Stored data entries
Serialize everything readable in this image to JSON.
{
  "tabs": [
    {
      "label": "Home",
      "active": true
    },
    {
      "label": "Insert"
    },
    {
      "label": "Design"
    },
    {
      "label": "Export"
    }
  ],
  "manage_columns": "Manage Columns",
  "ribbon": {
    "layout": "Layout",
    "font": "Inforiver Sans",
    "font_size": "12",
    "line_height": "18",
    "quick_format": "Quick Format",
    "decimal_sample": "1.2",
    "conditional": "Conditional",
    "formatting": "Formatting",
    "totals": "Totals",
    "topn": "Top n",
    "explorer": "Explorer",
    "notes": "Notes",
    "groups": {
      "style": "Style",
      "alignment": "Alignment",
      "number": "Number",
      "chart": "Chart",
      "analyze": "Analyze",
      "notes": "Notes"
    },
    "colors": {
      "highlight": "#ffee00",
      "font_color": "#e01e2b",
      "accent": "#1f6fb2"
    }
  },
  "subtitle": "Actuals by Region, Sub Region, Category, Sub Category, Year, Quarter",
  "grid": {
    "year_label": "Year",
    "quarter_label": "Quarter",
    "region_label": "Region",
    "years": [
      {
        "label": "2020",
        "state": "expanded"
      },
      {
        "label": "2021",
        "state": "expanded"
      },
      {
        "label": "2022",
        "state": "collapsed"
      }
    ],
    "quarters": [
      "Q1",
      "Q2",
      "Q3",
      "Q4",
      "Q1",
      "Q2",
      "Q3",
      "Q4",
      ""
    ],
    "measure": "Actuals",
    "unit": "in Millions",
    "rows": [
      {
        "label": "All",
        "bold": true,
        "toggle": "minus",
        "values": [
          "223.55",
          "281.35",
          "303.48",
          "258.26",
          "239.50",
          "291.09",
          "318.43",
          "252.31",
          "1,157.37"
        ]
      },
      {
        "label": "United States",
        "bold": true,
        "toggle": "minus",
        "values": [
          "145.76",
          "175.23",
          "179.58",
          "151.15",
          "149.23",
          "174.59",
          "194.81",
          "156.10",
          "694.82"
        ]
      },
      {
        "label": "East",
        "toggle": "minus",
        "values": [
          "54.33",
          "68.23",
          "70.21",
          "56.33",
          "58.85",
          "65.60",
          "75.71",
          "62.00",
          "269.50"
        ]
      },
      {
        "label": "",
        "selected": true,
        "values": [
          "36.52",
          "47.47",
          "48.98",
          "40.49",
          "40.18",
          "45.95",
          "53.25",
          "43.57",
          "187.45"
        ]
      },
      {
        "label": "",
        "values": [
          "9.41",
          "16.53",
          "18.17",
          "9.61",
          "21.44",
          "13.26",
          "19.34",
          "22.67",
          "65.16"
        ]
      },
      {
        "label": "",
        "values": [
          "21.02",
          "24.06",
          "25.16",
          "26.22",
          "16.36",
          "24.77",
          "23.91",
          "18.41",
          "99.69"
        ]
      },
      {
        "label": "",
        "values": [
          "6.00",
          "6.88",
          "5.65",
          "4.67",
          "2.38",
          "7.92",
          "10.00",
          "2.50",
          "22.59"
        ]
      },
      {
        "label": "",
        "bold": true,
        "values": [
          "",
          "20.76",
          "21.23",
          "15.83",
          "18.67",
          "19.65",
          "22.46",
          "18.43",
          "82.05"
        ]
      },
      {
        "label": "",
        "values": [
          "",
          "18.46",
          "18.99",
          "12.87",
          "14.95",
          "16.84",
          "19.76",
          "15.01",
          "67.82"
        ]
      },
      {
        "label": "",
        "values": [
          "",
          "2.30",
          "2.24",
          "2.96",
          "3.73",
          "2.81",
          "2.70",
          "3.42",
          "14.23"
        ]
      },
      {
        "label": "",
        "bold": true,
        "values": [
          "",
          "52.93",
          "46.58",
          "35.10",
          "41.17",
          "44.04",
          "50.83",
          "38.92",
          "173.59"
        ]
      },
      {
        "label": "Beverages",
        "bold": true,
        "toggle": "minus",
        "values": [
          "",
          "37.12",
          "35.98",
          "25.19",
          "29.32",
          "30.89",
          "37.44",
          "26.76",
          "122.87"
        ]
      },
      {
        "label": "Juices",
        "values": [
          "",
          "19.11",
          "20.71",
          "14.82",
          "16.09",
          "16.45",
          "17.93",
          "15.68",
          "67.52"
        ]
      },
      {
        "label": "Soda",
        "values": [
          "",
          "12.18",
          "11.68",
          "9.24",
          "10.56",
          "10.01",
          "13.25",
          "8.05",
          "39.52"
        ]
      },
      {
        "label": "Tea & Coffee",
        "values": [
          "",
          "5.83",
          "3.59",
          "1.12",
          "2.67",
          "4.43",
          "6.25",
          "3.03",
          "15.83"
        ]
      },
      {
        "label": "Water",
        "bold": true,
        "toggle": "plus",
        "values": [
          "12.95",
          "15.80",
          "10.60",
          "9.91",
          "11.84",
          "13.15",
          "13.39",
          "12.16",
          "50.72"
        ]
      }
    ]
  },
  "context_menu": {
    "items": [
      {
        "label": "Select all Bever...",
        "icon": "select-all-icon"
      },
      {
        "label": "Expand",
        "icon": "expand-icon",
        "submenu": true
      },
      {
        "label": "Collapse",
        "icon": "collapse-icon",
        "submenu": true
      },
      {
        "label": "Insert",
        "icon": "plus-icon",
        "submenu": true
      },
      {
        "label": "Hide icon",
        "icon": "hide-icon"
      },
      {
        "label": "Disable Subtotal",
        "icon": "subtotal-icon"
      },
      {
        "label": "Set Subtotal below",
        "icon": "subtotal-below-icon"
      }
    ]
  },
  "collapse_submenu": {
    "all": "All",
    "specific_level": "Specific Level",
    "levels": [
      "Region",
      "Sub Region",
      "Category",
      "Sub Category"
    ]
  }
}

**Task to complete:**
Across the preceding material, how many lines contain the word "Region"? State the number alone.

**Full output:**
4